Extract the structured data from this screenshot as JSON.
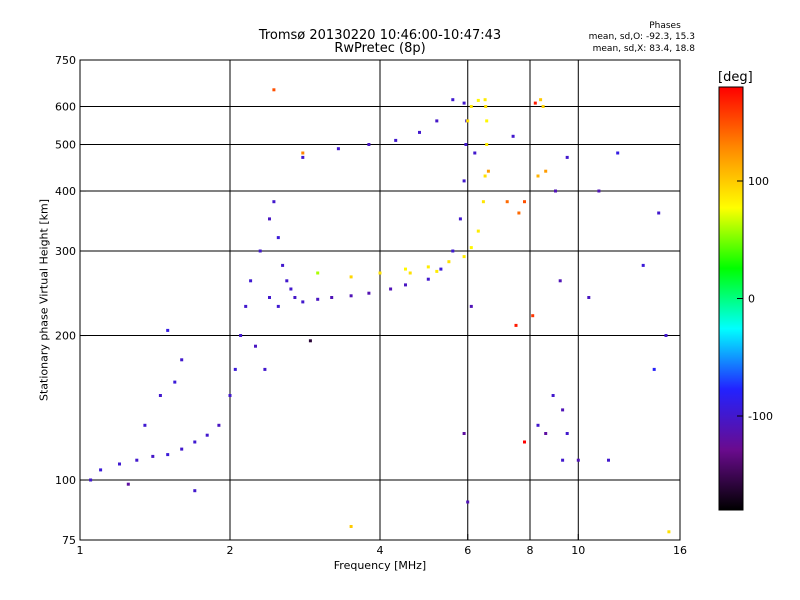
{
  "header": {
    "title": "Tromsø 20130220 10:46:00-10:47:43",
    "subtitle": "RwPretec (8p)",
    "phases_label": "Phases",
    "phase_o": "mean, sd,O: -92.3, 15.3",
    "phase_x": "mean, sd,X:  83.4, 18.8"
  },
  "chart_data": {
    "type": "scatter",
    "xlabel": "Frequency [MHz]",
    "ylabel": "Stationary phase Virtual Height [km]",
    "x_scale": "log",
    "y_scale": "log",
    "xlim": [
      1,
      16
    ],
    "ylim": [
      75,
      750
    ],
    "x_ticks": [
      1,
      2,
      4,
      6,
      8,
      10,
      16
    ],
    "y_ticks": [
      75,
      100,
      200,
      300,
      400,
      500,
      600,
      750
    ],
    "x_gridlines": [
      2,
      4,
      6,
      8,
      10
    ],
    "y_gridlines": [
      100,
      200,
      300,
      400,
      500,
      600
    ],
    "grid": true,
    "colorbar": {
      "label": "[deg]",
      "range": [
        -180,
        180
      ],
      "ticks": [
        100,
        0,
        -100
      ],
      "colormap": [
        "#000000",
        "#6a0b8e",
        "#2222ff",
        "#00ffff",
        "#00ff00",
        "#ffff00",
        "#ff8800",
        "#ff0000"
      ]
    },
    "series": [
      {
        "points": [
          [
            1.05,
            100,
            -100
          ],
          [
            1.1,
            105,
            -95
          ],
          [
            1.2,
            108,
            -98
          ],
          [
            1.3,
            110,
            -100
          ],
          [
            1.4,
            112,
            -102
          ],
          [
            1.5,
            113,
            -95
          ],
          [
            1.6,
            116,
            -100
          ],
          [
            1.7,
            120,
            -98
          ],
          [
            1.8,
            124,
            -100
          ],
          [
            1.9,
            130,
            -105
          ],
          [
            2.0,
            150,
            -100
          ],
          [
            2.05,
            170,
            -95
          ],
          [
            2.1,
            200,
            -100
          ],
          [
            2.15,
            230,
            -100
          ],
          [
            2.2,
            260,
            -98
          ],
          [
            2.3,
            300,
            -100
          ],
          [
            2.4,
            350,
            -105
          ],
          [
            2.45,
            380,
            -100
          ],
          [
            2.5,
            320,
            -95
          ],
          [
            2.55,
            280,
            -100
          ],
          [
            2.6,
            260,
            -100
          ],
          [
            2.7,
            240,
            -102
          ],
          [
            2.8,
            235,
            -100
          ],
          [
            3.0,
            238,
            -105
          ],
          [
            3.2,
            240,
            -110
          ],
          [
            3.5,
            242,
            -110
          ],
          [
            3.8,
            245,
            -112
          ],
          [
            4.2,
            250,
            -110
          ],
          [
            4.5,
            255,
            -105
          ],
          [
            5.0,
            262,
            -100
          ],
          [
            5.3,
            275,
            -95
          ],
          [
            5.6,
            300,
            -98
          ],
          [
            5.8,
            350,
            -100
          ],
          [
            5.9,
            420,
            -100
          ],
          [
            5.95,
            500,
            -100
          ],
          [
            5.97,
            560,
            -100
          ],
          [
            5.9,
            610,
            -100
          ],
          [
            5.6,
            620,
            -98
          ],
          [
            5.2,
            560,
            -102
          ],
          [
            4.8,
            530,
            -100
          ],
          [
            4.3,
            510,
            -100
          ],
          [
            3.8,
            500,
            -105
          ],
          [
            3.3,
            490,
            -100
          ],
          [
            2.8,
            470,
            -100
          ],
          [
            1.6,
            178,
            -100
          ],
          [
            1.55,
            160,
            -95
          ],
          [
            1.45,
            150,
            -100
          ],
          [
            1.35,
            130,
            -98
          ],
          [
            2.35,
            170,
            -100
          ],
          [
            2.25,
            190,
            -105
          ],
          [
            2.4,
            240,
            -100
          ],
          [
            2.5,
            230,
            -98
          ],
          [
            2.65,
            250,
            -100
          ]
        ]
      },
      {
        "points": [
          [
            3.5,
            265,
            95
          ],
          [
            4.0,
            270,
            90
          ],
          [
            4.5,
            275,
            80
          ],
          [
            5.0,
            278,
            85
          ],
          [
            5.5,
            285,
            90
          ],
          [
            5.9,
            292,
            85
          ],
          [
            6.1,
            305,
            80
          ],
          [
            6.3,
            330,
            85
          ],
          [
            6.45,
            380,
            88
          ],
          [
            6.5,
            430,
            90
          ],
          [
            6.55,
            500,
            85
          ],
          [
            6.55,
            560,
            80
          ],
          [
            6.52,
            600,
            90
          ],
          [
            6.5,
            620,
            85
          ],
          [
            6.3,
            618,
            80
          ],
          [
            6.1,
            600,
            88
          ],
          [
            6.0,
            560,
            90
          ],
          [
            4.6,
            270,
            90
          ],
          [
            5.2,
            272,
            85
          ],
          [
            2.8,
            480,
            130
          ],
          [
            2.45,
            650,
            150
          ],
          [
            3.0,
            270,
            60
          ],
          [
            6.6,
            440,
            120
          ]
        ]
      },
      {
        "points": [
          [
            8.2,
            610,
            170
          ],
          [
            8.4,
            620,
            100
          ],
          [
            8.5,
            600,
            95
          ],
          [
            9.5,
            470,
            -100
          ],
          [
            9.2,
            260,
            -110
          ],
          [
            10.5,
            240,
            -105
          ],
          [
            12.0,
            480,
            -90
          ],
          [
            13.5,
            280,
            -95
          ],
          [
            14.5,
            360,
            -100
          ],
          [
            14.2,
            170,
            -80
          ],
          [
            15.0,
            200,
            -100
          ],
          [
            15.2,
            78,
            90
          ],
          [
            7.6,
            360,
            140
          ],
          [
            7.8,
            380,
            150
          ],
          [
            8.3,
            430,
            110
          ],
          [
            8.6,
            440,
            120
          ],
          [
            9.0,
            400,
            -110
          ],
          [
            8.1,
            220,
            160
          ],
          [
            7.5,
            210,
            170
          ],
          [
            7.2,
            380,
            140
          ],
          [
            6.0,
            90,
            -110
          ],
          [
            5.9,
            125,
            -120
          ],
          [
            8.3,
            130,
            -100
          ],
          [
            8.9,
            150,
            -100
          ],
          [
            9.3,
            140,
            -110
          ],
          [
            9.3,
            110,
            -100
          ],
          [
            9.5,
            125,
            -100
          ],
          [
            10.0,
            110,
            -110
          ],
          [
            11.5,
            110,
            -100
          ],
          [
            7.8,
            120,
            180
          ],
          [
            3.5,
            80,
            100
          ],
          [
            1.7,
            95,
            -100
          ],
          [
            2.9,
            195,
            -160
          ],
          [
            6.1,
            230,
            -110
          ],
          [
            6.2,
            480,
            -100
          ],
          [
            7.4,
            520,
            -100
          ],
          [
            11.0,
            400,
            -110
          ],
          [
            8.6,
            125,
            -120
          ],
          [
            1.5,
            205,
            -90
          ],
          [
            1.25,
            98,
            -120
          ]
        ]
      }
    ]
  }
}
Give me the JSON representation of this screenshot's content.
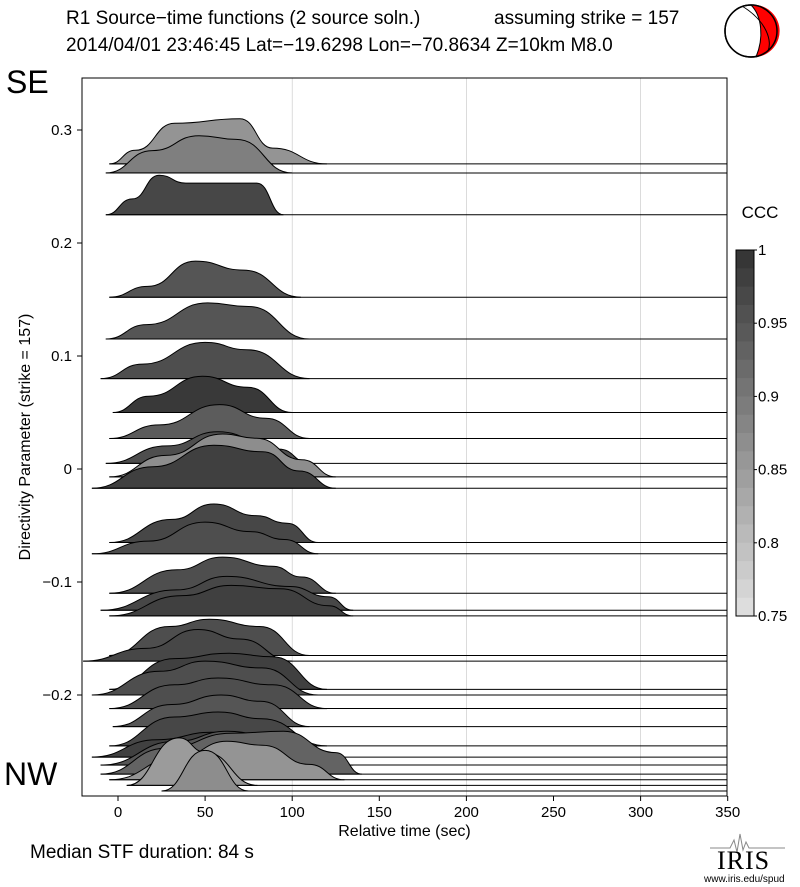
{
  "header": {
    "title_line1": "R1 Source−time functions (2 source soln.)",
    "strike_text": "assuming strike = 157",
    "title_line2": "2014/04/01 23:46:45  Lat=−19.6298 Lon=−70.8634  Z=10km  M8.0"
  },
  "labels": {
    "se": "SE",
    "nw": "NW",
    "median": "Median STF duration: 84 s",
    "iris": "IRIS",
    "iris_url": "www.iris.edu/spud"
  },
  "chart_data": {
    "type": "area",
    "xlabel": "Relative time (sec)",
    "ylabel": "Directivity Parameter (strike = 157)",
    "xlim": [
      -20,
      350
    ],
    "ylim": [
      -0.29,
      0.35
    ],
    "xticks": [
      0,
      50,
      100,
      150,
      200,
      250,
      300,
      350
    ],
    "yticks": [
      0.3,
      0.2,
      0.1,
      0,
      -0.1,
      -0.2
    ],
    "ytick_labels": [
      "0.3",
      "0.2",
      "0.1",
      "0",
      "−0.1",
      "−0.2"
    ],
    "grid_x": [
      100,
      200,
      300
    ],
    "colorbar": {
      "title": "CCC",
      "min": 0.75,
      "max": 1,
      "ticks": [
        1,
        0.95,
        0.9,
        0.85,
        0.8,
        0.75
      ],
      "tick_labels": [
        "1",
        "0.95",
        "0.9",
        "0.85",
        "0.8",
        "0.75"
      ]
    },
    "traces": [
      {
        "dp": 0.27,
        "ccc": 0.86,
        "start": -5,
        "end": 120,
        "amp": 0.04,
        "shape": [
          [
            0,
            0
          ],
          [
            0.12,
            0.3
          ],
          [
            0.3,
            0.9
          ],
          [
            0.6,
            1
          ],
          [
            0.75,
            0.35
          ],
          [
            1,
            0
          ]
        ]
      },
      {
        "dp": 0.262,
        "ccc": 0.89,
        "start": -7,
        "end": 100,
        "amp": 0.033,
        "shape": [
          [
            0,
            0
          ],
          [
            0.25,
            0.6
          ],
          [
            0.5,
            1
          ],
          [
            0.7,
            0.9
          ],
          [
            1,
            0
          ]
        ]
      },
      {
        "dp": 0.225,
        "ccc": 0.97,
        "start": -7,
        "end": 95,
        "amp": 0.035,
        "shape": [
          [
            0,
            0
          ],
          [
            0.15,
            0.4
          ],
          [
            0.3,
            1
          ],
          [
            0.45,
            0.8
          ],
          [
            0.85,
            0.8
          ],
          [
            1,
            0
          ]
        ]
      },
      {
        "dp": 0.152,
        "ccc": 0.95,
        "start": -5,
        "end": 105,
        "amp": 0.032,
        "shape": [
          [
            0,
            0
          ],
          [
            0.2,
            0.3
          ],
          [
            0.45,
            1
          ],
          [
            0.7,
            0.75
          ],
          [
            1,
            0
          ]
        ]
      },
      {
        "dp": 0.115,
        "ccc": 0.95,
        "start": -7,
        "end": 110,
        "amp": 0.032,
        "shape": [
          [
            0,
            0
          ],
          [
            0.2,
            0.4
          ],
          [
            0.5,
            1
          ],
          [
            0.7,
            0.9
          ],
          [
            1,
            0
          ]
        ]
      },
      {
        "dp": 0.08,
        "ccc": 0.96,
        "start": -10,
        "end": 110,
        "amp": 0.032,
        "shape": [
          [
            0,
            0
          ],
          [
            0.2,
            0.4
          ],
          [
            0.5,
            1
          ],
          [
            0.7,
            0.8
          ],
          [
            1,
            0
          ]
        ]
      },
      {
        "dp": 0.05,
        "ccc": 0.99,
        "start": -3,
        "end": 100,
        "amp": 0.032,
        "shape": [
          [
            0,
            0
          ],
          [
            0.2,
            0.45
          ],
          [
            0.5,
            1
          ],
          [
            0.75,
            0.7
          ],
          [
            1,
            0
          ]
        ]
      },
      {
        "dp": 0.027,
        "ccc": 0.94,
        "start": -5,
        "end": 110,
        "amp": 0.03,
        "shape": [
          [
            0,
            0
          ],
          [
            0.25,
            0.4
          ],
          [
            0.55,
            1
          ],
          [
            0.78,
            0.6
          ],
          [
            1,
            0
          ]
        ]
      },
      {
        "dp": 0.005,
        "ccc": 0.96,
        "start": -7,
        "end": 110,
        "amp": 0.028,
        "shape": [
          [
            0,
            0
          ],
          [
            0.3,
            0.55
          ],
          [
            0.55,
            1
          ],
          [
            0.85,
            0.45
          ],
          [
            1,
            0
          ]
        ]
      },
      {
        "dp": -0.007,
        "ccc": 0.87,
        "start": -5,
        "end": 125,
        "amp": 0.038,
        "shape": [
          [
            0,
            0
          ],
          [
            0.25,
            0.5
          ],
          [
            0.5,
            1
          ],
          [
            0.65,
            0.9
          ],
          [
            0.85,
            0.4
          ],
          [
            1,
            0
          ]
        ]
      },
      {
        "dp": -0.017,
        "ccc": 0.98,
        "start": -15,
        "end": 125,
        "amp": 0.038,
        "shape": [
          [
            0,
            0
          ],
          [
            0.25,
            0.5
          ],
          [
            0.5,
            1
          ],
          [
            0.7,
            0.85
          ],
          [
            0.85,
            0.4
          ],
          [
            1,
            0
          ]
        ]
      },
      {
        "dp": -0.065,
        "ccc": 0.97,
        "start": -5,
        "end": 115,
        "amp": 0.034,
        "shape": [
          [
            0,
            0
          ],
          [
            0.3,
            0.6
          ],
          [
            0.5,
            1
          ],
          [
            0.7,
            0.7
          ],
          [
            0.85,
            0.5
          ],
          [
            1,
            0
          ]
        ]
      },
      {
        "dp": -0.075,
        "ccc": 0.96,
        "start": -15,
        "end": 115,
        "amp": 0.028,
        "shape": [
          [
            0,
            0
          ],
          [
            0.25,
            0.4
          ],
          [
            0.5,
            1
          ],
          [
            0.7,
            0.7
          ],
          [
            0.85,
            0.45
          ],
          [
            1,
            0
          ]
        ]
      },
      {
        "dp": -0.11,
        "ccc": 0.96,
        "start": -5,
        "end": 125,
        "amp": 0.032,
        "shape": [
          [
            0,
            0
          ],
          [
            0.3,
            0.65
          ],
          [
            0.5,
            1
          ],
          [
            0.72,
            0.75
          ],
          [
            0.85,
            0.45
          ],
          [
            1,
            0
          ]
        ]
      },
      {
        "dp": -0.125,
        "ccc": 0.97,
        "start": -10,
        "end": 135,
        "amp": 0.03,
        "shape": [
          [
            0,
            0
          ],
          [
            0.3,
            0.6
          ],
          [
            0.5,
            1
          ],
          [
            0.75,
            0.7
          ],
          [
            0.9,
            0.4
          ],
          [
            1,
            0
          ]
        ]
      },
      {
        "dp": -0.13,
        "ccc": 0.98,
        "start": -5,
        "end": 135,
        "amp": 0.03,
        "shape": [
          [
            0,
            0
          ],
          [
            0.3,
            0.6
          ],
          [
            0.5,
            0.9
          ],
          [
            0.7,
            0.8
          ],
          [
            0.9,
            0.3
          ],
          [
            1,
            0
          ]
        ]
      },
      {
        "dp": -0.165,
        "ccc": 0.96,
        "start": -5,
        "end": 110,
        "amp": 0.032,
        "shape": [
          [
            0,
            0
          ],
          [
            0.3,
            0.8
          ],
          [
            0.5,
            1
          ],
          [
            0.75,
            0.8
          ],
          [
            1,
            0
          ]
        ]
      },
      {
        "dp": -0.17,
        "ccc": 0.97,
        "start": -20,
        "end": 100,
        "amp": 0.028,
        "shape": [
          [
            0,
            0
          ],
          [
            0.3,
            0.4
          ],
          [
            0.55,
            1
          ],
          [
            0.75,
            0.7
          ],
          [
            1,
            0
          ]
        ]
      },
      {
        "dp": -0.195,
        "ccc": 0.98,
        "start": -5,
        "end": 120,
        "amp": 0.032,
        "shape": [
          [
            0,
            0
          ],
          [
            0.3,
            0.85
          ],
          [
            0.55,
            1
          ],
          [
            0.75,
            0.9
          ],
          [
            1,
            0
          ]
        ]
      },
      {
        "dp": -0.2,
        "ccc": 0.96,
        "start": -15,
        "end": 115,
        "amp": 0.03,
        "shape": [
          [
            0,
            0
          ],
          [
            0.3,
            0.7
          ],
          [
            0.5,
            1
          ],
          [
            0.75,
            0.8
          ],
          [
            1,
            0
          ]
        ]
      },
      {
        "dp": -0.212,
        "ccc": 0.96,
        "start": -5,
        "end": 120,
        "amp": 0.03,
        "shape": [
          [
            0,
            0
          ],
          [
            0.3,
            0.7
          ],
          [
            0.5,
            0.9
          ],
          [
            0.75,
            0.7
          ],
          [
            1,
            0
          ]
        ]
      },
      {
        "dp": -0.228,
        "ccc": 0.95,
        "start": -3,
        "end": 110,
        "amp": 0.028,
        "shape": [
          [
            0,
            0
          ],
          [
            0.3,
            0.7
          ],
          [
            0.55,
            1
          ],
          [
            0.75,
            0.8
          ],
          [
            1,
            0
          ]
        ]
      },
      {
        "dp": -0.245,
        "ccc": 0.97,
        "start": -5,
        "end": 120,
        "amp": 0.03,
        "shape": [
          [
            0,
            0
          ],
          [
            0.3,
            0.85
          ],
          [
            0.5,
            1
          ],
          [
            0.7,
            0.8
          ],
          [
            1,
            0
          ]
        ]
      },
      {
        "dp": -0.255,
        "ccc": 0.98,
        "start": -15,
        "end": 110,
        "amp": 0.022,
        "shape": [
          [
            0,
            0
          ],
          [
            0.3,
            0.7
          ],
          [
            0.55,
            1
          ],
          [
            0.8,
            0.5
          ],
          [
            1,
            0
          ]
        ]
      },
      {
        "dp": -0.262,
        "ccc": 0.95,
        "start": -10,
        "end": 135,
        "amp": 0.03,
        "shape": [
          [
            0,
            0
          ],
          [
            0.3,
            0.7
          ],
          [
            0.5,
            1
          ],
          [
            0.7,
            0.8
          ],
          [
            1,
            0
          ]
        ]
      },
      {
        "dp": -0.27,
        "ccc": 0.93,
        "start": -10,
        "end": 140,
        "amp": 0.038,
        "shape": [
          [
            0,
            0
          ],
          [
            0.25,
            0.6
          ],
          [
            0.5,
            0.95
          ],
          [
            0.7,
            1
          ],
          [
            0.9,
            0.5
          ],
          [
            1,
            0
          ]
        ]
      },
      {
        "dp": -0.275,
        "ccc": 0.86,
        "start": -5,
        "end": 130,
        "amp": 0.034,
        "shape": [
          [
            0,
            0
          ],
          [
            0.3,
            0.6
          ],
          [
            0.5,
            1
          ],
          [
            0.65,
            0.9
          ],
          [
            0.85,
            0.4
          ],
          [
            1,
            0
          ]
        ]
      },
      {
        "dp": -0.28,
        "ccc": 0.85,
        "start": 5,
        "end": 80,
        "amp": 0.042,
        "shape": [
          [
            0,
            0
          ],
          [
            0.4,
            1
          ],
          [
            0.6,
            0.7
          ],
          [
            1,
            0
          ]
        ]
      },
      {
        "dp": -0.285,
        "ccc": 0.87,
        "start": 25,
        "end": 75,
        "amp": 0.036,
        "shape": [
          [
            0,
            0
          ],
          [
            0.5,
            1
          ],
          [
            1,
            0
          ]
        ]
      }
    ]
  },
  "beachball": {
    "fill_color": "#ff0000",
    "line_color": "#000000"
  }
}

- - -

■ EXERCISE REQUIREMENTS ■
Search the lines above for the string "mean", then show every one that has it.

■ RESULT OF THE EXERCISE ■
    "phase_o": "mean, sd,O: -92.3, 15.3",
    "phase_x": "mean, sd,X:  83.4, 18.8"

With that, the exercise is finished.